TASK TO CARRY OUT: Write out all of the lines below, exactly and completely.
##### DATA SHOWN
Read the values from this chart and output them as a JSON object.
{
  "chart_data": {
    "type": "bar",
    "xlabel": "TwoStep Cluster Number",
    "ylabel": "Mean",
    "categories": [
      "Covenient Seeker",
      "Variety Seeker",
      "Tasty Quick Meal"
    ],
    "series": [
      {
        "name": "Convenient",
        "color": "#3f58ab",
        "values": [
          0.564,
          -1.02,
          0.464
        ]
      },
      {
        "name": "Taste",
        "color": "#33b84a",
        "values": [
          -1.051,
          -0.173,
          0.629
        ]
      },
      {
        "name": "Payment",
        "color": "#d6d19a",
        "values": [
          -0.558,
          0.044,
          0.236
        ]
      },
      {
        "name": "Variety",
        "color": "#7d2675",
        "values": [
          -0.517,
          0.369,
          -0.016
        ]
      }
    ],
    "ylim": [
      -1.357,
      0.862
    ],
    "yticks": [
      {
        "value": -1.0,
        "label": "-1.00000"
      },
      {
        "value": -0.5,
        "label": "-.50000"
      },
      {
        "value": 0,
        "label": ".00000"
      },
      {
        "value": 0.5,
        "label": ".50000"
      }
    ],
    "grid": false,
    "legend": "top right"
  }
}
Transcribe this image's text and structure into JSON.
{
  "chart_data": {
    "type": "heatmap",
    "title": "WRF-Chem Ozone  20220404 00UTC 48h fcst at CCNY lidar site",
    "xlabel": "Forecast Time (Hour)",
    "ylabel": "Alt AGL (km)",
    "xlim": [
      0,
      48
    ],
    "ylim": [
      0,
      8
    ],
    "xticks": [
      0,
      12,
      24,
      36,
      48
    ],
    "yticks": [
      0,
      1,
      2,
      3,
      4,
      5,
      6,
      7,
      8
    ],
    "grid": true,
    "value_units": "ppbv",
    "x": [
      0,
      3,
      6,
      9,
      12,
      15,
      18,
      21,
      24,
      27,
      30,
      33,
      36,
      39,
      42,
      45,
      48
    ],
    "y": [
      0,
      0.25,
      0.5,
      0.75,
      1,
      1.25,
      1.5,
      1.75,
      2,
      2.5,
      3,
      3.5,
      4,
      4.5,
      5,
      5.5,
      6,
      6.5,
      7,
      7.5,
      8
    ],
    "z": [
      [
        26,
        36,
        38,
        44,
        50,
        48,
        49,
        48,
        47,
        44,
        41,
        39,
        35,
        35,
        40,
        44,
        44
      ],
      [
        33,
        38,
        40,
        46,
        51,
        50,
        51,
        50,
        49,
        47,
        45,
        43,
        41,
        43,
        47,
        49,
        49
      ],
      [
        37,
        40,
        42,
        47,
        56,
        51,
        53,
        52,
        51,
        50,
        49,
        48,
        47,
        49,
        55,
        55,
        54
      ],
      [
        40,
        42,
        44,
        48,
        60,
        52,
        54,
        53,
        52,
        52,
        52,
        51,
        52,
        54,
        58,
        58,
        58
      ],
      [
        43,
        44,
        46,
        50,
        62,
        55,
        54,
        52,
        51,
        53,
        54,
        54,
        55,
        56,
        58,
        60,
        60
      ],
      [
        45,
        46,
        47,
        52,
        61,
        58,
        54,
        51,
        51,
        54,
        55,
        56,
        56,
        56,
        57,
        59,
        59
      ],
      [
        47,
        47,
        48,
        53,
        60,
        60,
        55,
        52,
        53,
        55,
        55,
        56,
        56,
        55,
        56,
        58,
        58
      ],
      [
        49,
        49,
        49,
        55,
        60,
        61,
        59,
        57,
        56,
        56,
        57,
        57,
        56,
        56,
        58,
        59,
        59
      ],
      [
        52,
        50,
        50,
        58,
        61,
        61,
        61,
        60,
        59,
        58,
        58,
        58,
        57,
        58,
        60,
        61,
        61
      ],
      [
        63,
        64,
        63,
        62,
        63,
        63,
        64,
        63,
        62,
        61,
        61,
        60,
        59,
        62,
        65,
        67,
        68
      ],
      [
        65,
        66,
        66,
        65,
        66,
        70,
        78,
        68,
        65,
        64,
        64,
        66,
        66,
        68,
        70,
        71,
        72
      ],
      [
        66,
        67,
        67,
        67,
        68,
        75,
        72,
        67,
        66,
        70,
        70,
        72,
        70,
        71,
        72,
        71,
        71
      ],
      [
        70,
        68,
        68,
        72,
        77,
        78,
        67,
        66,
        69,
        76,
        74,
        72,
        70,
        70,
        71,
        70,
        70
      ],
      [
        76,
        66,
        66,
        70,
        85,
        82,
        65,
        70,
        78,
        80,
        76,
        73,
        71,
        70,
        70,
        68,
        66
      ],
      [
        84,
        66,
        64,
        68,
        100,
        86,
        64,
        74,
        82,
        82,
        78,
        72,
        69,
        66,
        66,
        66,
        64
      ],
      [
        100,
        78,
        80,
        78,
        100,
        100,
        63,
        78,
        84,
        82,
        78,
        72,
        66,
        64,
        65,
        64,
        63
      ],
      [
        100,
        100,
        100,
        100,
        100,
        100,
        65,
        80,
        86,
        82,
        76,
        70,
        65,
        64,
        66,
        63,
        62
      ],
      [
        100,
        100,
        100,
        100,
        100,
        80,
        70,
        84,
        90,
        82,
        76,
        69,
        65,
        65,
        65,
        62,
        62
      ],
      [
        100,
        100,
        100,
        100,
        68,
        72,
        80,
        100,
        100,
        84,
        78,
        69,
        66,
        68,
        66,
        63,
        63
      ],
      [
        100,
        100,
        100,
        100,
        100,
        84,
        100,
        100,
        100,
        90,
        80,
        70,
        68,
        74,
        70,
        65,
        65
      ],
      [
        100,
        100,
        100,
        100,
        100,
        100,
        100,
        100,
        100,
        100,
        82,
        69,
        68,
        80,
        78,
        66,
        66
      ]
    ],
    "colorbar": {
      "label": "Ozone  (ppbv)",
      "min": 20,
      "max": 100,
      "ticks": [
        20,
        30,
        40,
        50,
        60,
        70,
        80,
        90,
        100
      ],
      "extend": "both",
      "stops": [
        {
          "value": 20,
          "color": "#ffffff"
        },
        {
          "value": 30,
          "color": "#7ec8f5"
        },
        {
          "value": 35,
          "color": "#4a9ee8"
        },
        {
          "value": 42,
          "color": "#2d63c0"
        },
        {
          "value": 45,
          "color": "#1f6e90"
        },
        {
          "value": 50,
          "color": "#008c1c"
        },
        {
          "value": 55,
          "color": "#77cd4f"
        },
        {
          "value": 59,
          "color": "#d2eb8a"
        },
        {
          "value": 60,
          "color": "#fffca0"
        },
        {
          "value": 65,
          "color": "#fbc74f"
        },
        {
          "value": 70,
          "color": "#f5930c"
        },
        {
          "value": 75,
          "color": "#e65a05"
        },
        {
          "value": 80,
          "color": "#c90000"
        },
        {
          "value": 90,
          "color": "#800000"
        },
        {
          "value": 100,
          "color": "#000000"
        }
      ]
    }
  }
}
##########
TASK RESULT:
Read the values from this chart and output them as a JSON object.
{
  "chart_data": {
    "type": "bar",
    "xlabel": "TwoStep Cluster Number",
    "ylabel": "Mean",
    "categories": [
      "Covenient Seeker",
      "Variety Seeker",
      "Tasty Quick Meal"
    ],
    "series": [
      {
        "name": "Convenient",
        "color": "#3f58ab",
        "values": [
          0.564,
          -1.02,
          0.464
        ]
      },
      {
        "name": "Taste",
        "color": "#33b84a",
        "values": [
          -1.051,
          -0.173,
          0.629
        ]
      },
      {
        "name": "Payment",
        "color": "#d6d19a",
        "values": [
          -0.558,
          0.044,
          0.236
        ]
      },
      {
        "name": "Variety",
        "color": "#7d2675",
        "values": [
          -0.517,
          0.369,
          -0.016
        ]
      }
    ],
    "ylim": [
      -1.357,
      0.862
    ],
    "yticks": [
      {
        "value": -1.0,
        "label": "-1.00000"
      },
      {
        "value": -0.5,
        "label": "-.50000"
      },
      {
        "value": 0,
        "label": ".00000"
      },
      {
        "value": 0.5,
        "label": ".50000"
      }
    ],
    "grid": false,
    "legend": "top right"
  }
}
Transcribe this image's text and structure into JSON.
{
  "chart_data": {
    "type": "heatmap",
    "title": "WRF-Chem Ozone  20220404 00UTC 48h fcst at CCNY lidar site",
    "xlabel": "Forecast Time (Hour)",
    "ylabel": "Alt AGL (km)",
    "xlim": [
      0,
      48
    ],
    "ylim": [
      0,
      8
    ],
    "xticks": [
      0,
      12,
      24,
      36,
      48
    ],
    "yticks": [
      0,
      1,
      2,
      3,
      4,
      5,
      6,
      7,
      8
    ],
    "grid": true,
    "value_units": "ppbv",
    "x": [
      0,
      3,
      6,
      9,
      12,
      15,
      18,
      21,
      24,
      27,
      30,
      33,
      36,
      39,
      42,
      45,
      48
    ],
    "y": [
      0,
      0.25,
      0.5,
      0.75,
      1,
      1.25,
      1.5,
      1.75,
      2,
      2.5,
      3,
      3.5,
      4,
      4.5,
      5,
      5.5,
      6,
      6.5,
      7,
      7.5,
      8
    ],
    "z": [
      [
        26,
        36,
        38,
        44,
        50,
        48,
        49,
        48,
        47,
        44,
        41,
        39,
        35,
        35,
        40,
        44,
        44
      ],
      [
        33,
        38,
        40,
        46,
        51,
        50,
        51,
        50,
        49,
        47,
        45,
        43,
        41,
        43,
        47,
        49,
        49
      ],
      [
        37,
        40,
        42,
        47,
        56,
        51,
        53,
        52,
        51,
        50,
        49,
        48,
        47,
        49,
        55,
        55,
        54
      ],
      [
        40,
        42,
        44,
        48,
        60,
        52,
        54,
        53,
        52,
        52,
        52,
        51,
        52,
        54,
        58,
        58,
        58
      ],
      [
        43,
        44,
        46,
        50,
        62,
        55,
        54,
        52,
        51,
        53,
        54,
        54,
        55,
        56,
        58,
        60,
        60
      ],
      [
        45,
        46,
        47,
        52,
        61,
        58,
        54,
        51,
        51,
        54,
        55,
        56,
        56,
        56,
        57,
        59,
        59
      ],
      [
        47,
        47,
        48,
        53,
        60,
        60,
        55,
        52,
        53,
        55,
        55,
        56,
        56,
        55,
        56,
        58,
        58
      ],
      [
        49,
        49,
        49,
        55,
        60,
        61,
        59,
        57,
        56,
        56,
        57,
        57,
        56,
        56,
        58,
        59,
        59
      ],
      [
        52,
        50,
        50,
        58,
        61,
        61,
        61,
        60,
        59,
        58,
        58,
        58,
        57,
        58,
        60,
        61,
        61
      ],
      [
        63,
        64,
        63,
        62,
        63,
        63,
        64,
        63,
        62,
        61,
        61,
        60,
        59,
        62,
        65,
        67,
        68
      ],
      [
        65,
        66,
        66,
        65,
        66,
        70,
        78,
        68,
        65,
        64,
        64,
        66,
        66,
        68,
        70,
        71,
        72
      ],
      [
        66,
        67,
        67,
        67,
        68,
        75,
        72,
        67,
        66,
        70,
        70,
        72,
        70,
        71,
        72,
        71,
        71
      ],
      [
        70,
        68,
        68,
        72,
        77,
        78,
        67,
        66,
        69,
        76,
        74,
        72,
        70,
        70,
        71,
        70,
        70
      ],
      [
        76,
        66,
        66,
        70,
        85,
        82,
        65,
        70,
        78,
        80,
        76,
        73,
        71,
        70,
        70,
        68,
        66
      ],
      [
        84,
        66,
        64,
        68,
        100,
        86,
        64,
        74,
        82,
        82,
        78,
        72,
        69,
        66,
        66,
        66,
        64
      ],
      [
        100,
        78,
        80,
        78,
        100,
        100,
        63,
        78,
        84,
        82,
        78,
        72,
        66,
        64,
        65,
        64,
        63
      ],
      [
        100,
        100,
        100,
        100,
        100,
        100,
        65,
        80,
        86,
        82,
        76,
        70,
        65,
        64,
        66,
        63,
        62
      ],
      [
        100,
        100,
        100,
        100,
        100,
        80,
        70,
        84,
        90,
        82,
        76,
        69,
        65,
        65,
        65,
        62,
        62
      ],
      [
        100,
        100,
        100,
        100,
        68,
        72,
        80,
        100,
        100,
        84,
        78,
        69,
        66,
        68,
        66,
        63,
        63
      ],
      [
        100,
        100,
        100,
        100,
        100,
        84,
        100,
        100,
        100,
        90,
        80,
        70,
        68,
        74,
        70,
        65,
        65
      ],
      [
        100,
        100,
        100,
        100,
        100,
        100,
        100,
        100,
        100,
        100,
        82,
        69,
        68,
        80,
        78,
        66,
        66
      ]
    ],
    "colorbar": {
      "label": "Ozone  (ppbv)",
      "min": 20,
      "max": 100,
      "ticks": [
        20,
        30,
        40,
        50,
        60,
        70,
        80,
        90,
        100
      ],
      "extend": "both",
      "stops": [
        {
          "value": 20,
          "color": "#ffffff"
        },
        {
          "value": 30,
          "color": "#7ec8f5"
        },
        {
          "value": 35,
          "color": "#4a9ee8"
        },
        {
          "value": 42,
          "color": "#2d63c0"
        },
        {
          "value": 45,
          "color": "#1f6e90"
        },
        {
          "value": 50,
          "color": "#008c1c"
        },
        {
          "value": 55,
          "color": "#77cd4f"
        },
        {
          "value": 59,
          "color": "#d2eb8a"
        },
        {
          "value": 60,
          "color": "#fffca0"
        },
        {
          "value": 65,
          "color": "#fbc74f"
        },
        {
          "value": 70,
          "color": "#f5930c"
        },
        {
          "value": 75,
          "color": "#e65a05"
        },
        {
          "value": 80,
          "color": "#c90000"
        },
        {
          "value": 90,
          "color": "#800000"
        },
        {
          "value": 100,
          "color": "#000000"
        }
      ]
    }
  }
}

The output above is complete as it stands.